Exercise set →
(A) List every item under the OPERATING HIGHLIGHTS heading of the earnings release.
(B) Answer these questions from the earnings release:
(i) At what time was the conference call scheduled?
(ii) What title does Philip Heasley hold?
(iii) How much did S1 contribute to sales in the quarter?
(C) From the earnings release, copy the passage that starts at the words "ACI had a solid" and ends after "in the quarter.".
=== Page text ===
99.2 | Investor presentation materials dated May 3, 2012 |
4
Exhibit 99.1
News Release
ACI Worldwide, Inc. Reports Financial
Results for the Quarter Ended March 31, 2012
OPERATING HIGHLIGHTS
| 60-month backlog increased approximately $700 million largely due to the S1 acquisition |
| Non-GAAP operating income increased $10.2 million or 135% |
| Non-GAAP revenue increased $37.4 million, or 36%, over first quarter 2011 |
| $33 million of annualized cost synergies achieved, 10% more than plan |
| Reaffirmation of full year guidance |
(NEW YORK May 3, 2012) ACI Worldwide, Inc. (NASDAQ:ACIW), a leading international provider of payment systems, today announced financial results for the period ended March 31, 2012. We will hold a conference call on May 3, 2012, at 8:30 a.m. EST to discuss this information. Interested persons may also access a real-time audio broadcast of the teleconference at www.aciworldwide.com/investors.
ACI had a solid first quarter. Revenue from backlog grew 34% over prior-year as we concluded service implementations and added higher recurring maintenance and hosting revenues to our predictable business model, said Chief Executive Officer Philip Heasley. We also closed the S1 acquisition in mid-February and effected cost savings by the end of the first quarter which will amount to $33 million on an annualized basis. We remain excited about cross-selling opportunities that lie ahead of us now that the former S1 employees have joined the ACI family.
FINANCIAL SUMMARY
Sales
Sales bookings in the quarter totaled $108.5 million. In the prior-year quarter sales bookings were $122.9 million. S1 contributed $24.4 million to sales in the quarter.
=== Recorded information ===
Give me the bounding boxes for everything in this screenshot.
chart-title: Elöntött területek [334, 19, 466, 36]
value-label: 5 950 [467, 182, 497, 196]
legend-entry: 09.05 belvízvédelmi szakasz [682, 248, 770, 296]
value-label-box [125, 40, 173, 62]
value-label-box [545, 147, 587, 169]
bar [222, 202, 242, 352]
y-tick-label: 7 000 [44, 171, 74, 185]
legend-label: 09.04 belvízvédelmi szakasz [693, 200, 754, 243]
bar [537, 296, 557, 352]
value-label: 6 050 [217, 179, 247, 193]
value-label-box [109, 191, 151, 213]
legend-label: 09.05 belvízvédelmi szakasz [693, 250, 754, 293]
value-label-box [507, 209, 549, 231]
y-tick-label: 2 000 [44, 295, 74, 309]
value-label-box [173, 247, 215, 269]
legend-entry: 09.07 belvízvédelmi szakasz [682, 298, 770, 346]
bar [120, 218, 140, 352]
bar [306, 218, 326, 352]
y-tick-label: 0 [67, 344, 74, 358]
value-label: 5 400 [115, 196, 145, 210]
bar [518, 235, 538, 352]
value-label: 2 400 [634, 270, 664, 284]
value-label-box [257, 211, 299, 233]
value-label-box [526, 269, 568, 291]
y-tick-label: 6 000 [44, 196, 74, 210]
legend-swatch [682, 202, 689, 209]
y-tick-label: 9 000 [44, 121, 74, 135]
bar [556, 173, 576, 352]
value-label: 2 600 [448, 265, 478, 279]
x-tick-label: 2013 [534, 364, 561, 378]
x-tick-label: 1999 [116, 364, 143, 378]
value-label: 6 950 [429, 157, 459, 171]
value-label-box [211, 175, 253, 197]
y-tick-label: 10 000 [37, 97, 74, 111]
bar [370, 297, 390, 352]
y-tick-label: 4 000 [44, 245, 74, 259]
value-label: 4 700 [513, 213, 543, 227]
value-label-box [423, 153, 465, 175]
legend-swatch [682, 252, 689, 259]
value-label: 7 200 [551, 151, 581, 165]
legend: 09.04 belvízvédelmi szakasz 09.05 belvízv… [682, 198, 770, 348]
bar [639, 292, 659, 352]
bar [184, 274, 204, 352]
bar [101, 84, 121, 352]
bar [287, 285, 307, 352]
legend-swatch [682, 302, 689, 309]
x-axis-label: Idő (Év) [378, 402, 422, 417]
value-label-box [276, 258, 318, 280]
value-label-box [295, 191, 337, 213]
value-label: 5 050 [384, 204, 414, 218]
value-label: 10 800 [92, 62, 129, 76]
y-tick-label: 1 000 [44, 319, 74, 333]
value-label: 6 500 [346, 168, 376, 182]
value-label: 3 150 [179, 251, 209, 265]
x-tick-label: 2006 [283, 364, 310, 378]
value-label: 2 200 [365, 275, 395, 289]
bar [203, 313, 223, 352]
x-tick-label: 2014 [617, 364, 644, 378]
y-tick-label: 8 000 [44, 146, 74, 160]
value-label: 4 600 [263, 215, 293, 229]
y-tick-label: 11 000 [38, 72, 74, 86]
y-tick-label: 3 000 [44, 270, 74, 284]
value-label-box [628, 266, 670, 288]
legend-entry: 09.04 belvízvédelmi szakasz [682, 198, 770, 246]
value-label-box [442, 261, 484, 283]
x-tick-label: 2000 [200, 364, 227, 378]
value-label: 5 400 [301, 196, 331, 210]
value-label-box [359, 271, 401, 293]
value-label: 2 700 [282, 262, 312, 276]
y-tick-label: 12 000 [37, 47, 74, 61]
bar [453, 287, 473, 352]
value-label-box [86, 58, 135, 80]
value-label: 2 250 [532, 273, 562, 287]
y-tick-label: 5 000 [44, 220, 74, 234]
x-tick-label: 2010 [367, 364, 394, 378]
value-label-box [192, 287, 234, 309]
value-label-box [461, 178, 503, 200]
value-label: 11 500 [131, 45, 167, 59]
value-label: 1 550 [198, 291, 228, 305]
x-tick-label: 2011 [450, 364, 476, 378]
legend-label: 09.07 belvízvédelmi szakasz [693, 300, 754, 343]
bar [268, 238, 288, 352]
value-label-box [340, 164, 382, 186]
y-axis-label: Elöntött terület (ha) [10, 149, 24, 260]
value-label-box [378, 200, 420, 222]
===
Solutions to the exercise →
(A)
- 60-month backlog increased approximately $700 million largely due to the S1 acquisition
- Non-GAAP operating income increased $10.2 million or 135%
- Non-GAAP revenue increased $37.4 million, or 36%, over first quarter 2011
- $33 million of annualized cost synergies achieved, 10% more than plan
- Reaffirmation of full year guidance

(B)
(i) 8:30 a.m. EST on May 3, 2012
(ii) Chief Executive Officer
(iii) $24.4 million

(C)
ACI had a solid first quarter. Revenue from backlog grew 34% over prior-year as we concluded service implementations and added higher recurring maintenance and hosting revenues to our predictable business model, said Chief Executive Officer Philip Heasley. We also closed the S1 acquisition in mid-February and effected cost savings by the end of the first quarter which will amount to $33 million on an annualized basis. We remain excited about cross-selling opportunities that lie ahead of us now that the former S1 employees have joined the ACI family.
FINANCIAL SUMMARY
Sales
Sales bookings in the quarter totaled $108.5 million. In the prior-year quarter sales bookings were $122.9 million. S1 contributed $24.4 million to sales in the quarter.